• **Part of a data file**

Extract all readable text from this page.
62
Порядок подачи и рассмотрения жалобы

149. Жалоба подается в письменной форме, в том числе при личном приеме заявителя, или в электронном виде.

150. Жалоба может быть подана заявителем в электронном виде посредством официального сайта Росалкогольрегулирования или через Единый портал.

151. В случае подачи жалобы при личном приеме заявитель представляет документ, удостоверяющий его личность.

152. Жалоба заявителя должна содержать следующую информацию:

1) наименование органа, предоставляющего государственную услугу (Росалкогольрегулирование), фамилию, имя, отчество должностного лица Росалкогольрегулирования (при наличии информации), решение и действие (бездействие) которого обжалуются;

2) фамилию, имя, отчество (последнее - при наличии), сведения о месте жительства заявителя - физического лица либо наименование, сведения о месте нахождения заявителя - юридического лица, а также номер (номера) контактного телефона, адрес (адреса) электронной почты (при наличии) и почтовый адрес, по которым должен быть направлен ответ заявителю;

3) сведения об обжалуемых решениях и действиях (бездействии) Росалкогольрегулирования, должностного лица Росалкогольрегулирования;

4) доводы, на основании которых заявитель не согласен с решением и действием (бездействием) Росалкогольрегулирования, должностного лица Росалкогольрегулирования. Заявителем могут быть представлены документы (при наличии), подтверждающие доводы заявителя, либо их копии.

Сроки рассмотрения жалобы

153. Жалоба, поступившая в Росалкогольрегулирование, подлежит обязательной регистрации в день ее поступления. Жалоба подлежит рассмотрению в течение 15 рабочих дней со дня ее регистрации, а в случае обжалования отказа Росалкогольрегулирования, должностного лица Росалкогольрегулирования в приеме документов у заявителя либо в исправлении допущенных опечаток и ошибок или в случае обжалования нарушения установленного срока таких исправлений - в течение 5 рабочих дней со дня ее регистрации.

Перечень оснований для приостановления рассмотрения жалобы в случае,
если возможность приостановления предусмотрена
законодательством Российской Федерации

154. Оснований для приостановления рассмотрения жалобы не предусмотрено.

• **WHAT IS BEING ASKED**
Extract every entry in the listing word for word.

• **RESULT OF THIS TASK**
Extract all readable text from this page.
62
Порядок подачи и рассмотрения жалобы

149. Жалоба подается в письменной форме, в том числе при личном приеме заявителя, или в электронном виде.

150. Жалоба может быть подана заявителем в электронном виде посредством официального сайта Росалкогольрегулирования или через Единый портал.

151. В случае подачи жалобы при личном приеме заявитель представляет документ, удостоверяющий его личность.

152. Жалоба заявителя должна содержать следующую информацию:

1) наименование органа, предоставляющего государственную услугу (Росалкогольрегулирование), фамилию, имя, отчество должностного лица Росалкогольрегулирования (при наличии информации), решение и действие (бездействие) которого обжалуются;

2) фамилию, имя, отчество (последнее - при наличии), сведения о месте жительства заявителя - физического лица либо наименование, сведения о месте нахождения заявителя - юридического лица, а также номер (номера) контактного телефона, адрес (адреса) электронной почты (при наличии) и почтовый адрес, по которым должен быть направлен ответ заявителю;

3) сведения об обжалуемых решениях и действиях (бездействии) Росалкогольрегулирования, должностного лица Росалкогольрегулирования;

4) доводы, на основании которых заявитель не согласен с решением и действием (бездействием) Росалкогольрегулирования, должностного лица Росалкогольрегулирования. Заявителем могут быть представлены документы (при наличии), подтверждающие доводы заявителя, либо их копии.

Сроки рассмотрения жалобы

153. Жалоба, поступившая в Росалкогольрегулирование, подлежит обязательной регистрации в день ее поступления. Жалоба подлежит рассмотрению в течение 15 рабочих дней со дня ее регистрации, а в случае обжалования отказа Росалкогольрегулирования, должностного лица Росалкогольрегулирования в приеме документов у заявителя либо в исправлении допущенных опечаток и ошибок или в случае обжалования нарушения установленного срока таких исправлений - в течение 5 рабочих дней со дня ее регистрации.

Перечень оснований для приостановления рассмотрения жалобы в случае,
если возможность приостановления предусмотрена
законодательством Российской Федерации

154. Оснований для приостановления рассмотрения жалобы не предусмотрено.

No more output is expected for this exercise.